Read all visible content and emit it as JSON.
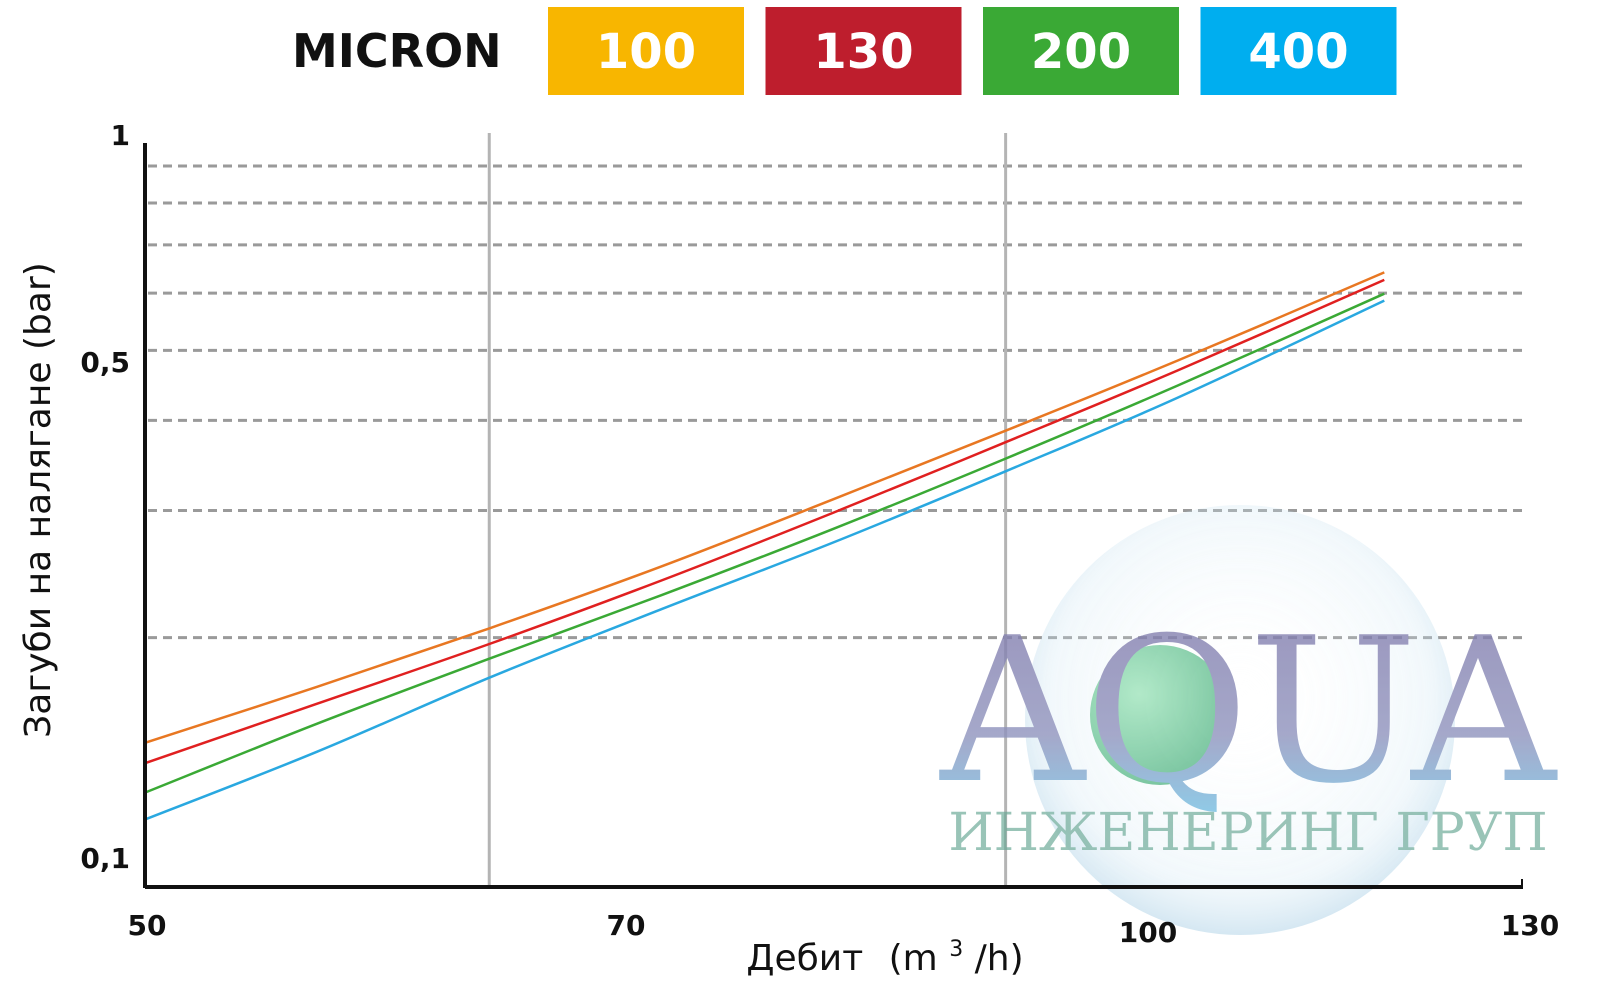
{
  "legend": {
    "title": "MICRON",
    "items": [
      {
        "label": "100",
        "color": "#F8B600"
      },
      {
        "label": "130",
        "color": "#BE1E2D"
      },
      {
        "label": "200",
        "color": "#3AA935"
      },
      {
        "label": "400",
        "color": "#00AEEF"
      }
    ]
  },
  "watermark": {
    "big": "AQUA",
    "small": "ИНЖЕНЕРИНГ ГРУП"
  },
  "chart_data": {
    "type": "line",
    "xlabel": "Дебит (m³/h)",
    "xlabel_main": "Дебит",
    "xlabel_unit_pre": "(m",
    "xlabel_unit_sup": "3",
    "xlabel_unit_post": "/h)",
    "ylabel": "Загуби на налягане (bar)",
    "x_ticks": [
      {
        "value": 50,
        "label": "50"
      },
      {
        "value": 70,
        "label": "70"
      },
      {
        "value": 100,
        "label": "100"
      },
      {
        "value": 130,
        "label": "130"
      }
    ],
    "y_ticks": [
      {
        "value": 0.1,
        "label": "0,1"
      },
      {
        "value": 0.5,
        "label": "0,5"
      },
      {
        "value": 1,
        "label": "1"
      }
    ],
    "y_scale": "log",
    "ylim": [
      0.1,
      1
    ],
    "x_gridlines": [
      70,
      100
    ],
    "y_gridlines": [
      0.2,
      0.3,
      0.4,
      0.5,
      0.6,
      0.7,
      0.8,
      0.9
    ],
    "series": [
      {
        "name": "100",
        "color": "#E87722",
        "x": [
          50,
          60,
          70,
          80,
          90,
          100,
          110,
          122
        ],
        "y": [
          0.143,
          0.171,
          0.206,
          0.251,
          0.311,
          0.387,
          0.484,
          0.641
        ]
      },
      {
        "name": "130",
        "color": "#E02020",
        "x": [
          50,
          60,
          70,
          80,
          90,
          100,
          110,
          122
        ],
        "y": [
          0.134,
          0.162,
          0.196,
          0.24,
          0.298,
          0.373,
          0.469,
          0.626
        ]
      },
      {
        "name": "200",
        "color": "#3AA935",
        "x": [
          50,
          60,
          70,
          80,
          90,
          100,
          110,
          122
        ],
        "y": [
          0.122,
          0.152,
          0.187,
          0.229,
          0.283,
          0.354,
          0.447,
          0.599
        ]
      },
      {
        "name": "400",
        "color": "#29A8E0",
        "x": [
          50,
          60,
          70,
          80,
          90,
          100,
          110,
          122
        ],
        "y": [
          0.112,
          0.139,
          0.176,
          0.219,
          0.271,
          0.34,
          0.43,
          0.586
        ]
      }
    ]
  }
}
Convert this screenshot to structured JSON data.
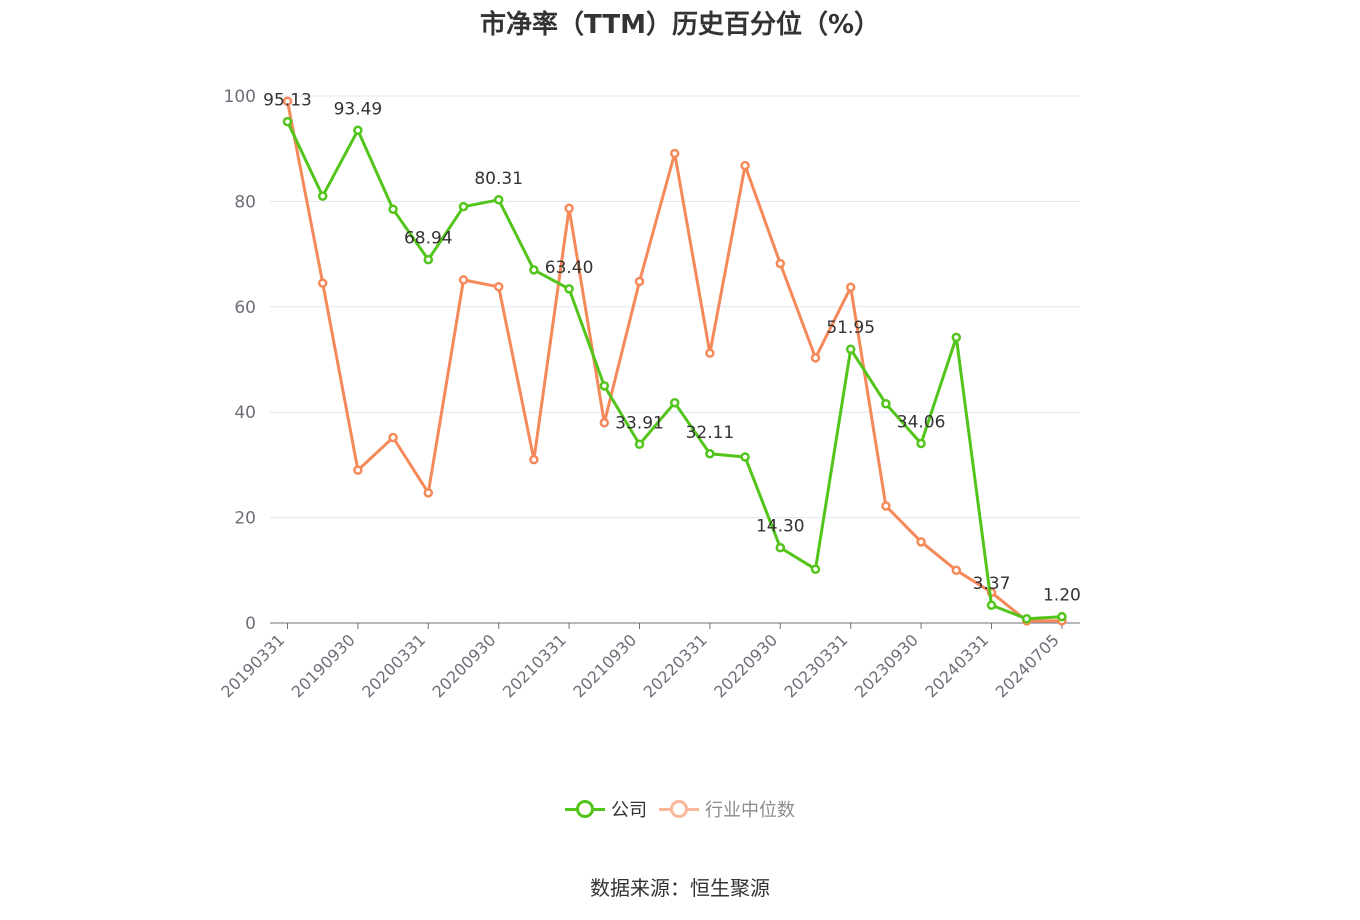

——————

### Exercise brief
Search the entries for the word "JSON", then list each line that holds it.

### Written response
Read all visible content and emit it as JSON.
Convert this screenshot to structured JSON data.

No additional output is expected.